§ Work to complete
The expected output is every entry that follows, reproduced exactly.

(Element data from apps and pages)
Content starts
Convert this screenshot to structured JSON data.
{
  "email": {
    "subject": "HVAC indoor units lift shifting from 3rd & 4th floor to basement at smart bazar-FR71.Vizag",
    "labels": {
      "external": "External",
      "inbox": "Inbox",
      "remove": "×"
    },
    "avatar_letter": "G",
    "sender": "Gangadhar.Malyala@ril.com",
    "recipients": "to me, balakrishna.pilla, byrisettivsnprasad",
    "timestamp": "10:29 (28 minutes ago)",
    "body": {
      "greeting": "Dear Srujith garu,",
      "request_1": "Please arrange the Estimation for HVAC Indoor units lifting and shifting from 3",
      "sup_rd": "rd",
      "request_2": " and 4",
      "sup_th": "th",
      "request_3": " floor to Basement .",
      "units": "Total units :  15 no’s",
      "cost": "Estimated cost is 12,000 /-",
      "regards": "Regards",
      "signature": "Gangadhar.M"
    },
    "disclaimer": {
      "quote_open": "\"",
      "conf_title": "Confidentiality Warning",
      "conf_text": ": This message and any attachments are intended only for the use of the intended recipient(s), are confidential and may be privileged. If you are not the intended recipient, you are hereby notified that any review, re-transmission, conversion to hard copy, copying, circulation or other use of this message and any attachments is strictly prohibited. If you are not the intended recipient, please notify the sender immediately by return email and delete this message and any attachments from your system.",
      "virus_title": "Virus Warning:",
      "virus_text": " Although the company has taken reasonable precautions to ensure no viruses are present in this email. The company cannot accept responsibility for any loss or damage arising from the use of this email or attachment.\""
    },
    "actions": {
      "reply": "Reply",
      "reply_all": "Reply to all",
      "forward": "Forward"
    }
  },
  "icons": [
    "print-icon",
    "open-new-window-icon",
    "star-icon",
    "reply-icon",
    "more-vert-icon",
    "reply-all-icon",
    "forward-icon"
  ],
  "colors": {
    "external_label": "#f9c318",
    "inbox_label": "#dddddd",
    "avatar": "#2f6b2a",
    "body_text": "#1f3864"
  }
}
Content ends
§ Task answer
Convert this screenshot to structured JSON data.
{
  "email": {
    "subject": "HVAC indoor units lift shifting from 3rd & 4th floor to basement at smart bazar-FR71.Vizag",
    "labels": {
      "external": "External",
      "inbox": "Inbox",
      "remove": "×"
    },
    "avatar_letter": "G",
    "sender": "Gangadhar.Malyala@ril.com",
    "recipients": "to me, balakrishna.pilla, byrisettivsnprasad",
    "timestamp": "10:29 (28 minutes ago)",
    "body": {
      "greeting": "Dear Srujith garu,",
      "request_1": "Please arrange the Estimation for HVAC Indoor units lifting and shifting from 3",
      "sup_rd": "rd",
      "request_2": " and 4",
      "sup_th": "th",
      "request_3": " floor to Basement .",
      "units": "Total units :  15 no’s",
      "cost": "Estimated cost is 12,000 /-",
      "regards": "Regards",
      "signature": "Gangadhar.M"
    },
    "disclaimer": {
      "quote_open": "\"",
      "conf_title": "Confidentiality Warning",
      "conf_text": ": This message and any attachments are intended only for the use of the intended recipient(s), are confidential and may be privileged. If you are not the intended recipient, you are hereby notified that any review, re-transmission, conversion to hard copy, copying, circulation or other use of this message and any attachments is strictly prohibited. If you are not the intended recipient, please notify the sender immediately by return email and delete this message and any attachments from your system.",
      "virus_title": "Virus Warning:",
      "virus_text": " Although the company has taken reasonable precautions to ensure no viruses are present in this email. The company cannot accept responsibility for any loss or damage arising from the use of this email or attachment.\""
    },
    "actions": {
      "reply": "Reply",
      "reply_all": "Reply to all",
      "forward": "Forward"
    }
  },
  "icons": [
    "print-icon",
    "open-new-window-icon",
    "star-icon",
    "reply-icon",
    "more-vert-icon",
    "reply-all-icon",
    "forward-icon"
  ],
  "colors": {
    "external_label": "#f9c318",
    "inbox_label": "#dddddd",
    "avatar": "#2f6b2a",
    "body_text": "#1f3864"
  }
}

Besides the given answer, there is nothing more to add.